What is required >>
Read through the records below and copy each line that uses the word "tuwien".

A block of data:
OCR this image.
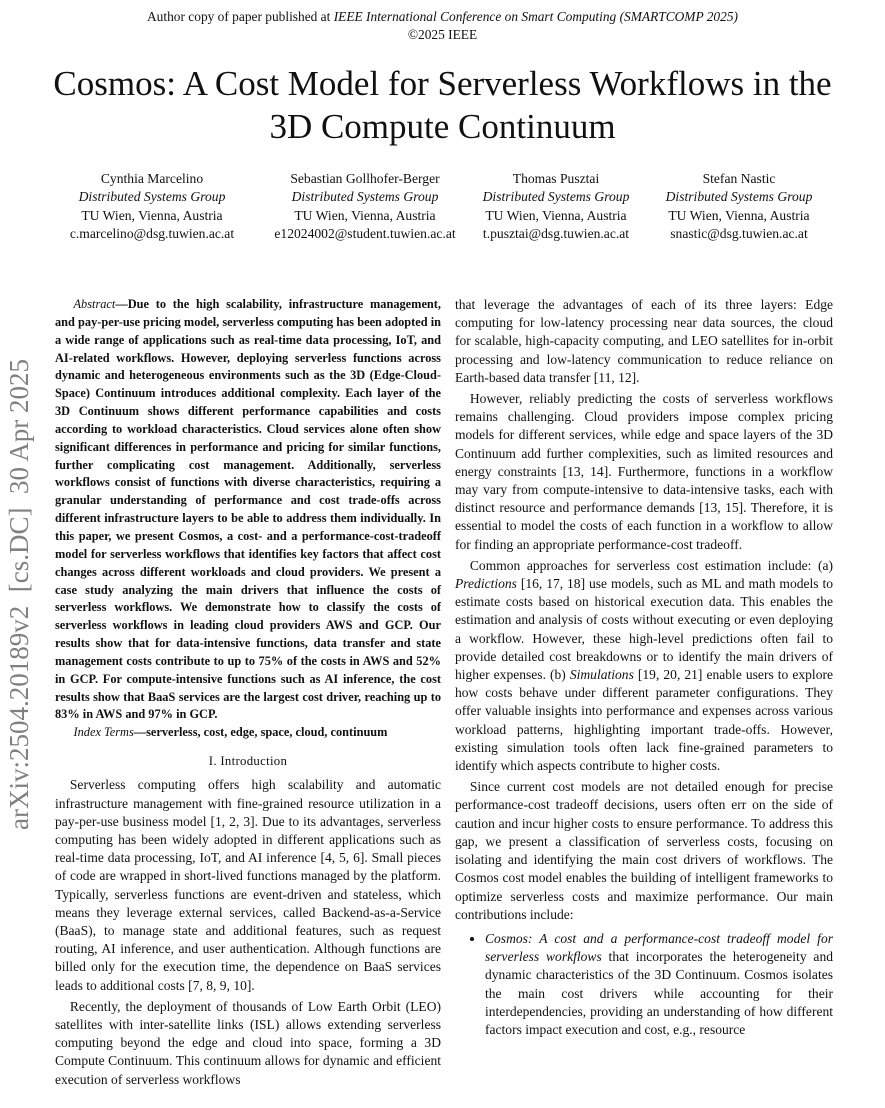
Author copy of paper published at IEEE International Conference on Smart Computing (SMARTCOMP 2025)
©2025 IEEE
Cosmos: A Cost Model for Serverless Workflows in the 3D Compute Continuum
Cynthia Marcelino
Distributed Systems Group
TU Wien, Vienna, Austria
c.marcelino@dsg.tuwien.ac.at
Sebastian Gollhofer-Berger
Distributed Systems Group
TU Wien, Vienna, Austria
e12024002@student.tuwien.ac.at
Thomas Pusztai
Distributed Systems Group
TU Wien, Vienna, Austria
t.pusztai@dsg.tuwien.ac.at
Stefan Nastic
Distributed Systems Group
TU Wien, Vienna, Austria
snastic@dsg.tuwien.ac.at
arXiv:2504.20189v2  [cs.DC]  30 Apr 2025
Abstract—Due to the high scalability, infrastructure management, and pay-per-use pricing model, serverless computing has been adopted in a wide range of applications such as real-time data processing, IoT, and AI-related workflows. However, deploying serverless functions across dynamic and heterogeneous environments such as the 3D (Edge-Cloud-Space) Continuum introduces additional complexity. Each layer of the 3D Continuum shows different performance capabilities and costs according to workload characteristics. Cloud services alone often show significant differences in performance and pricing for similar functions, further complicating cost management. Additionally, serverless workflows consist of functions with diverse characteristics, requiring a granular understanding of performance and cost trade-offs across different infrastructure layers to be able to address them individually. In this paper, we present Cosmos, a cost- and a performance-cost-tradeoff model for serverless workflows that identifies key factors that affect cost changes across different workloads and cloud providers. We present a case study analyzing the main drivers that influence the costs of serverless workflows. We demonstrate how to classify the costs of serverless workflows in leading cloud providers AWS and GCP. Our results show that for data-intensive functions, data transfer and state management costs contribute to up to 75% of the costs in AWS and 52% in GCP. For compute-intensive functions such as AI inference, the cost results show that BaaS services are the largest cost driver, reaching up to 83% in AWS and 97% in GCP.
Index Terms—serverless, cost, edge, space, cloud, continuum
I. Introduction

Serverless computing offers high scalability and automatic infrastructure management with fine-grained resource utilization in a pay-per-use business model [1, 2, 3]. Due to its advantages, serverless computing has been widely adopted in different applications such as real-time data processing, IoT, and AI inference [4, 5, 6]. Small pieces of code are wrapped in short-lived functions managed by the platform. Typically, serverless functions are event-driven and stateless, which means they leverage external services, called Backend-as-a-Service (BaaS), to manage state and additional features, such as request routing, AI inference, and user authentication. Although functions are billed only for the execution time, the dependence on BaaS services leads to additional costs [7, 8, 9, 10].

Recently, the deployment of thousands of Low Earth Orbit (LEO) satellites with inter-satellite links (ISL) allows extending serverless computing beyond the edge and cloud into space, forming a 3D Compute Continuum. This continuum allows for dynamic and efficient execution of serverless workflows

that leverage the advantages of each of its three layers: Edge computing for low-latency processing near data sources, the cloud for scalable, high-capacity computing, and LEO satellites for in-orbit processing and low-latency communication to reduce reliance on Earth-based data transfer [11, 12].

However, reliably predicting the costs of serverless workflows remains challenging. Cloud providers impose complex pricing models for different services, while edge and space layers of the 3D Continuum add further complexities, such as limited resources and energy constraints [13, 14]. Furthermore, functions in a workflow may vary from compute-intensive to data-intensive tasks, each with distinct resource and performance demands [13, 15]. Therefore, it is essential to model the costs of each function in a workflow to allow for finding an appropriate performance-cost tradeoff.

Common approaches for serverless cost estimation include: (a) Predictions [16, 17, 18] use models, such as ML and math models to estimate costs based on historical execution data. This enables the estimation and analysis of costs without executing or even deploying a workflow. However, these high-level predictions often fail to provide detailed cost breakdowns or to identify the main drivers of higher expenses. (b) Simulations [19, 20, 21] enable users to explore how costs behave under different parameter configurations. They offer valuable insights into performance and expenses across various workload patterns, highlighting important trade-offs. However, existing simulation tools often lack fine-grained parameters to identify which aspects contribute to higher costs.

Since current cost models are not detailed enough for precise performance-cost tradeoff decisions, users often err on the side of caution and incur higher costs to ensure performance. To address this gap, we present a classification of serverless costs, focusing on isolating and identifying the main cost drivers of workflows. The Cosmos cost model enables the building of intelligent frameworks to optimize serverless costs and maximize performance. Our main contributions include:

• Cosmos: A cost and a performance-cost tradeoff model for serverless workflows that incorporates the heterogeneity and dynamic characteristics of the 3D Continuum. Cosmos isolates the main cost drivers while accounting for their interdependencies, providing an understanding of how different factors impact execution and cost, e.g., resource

Exercise answer >>
c.marcelino@dsg.tuwien.ac.at
e12024002@student.tuwien.ac.at
t.pusztai@dsg.tuwien.ac.at
snastic@dsg.tuwien.ac.at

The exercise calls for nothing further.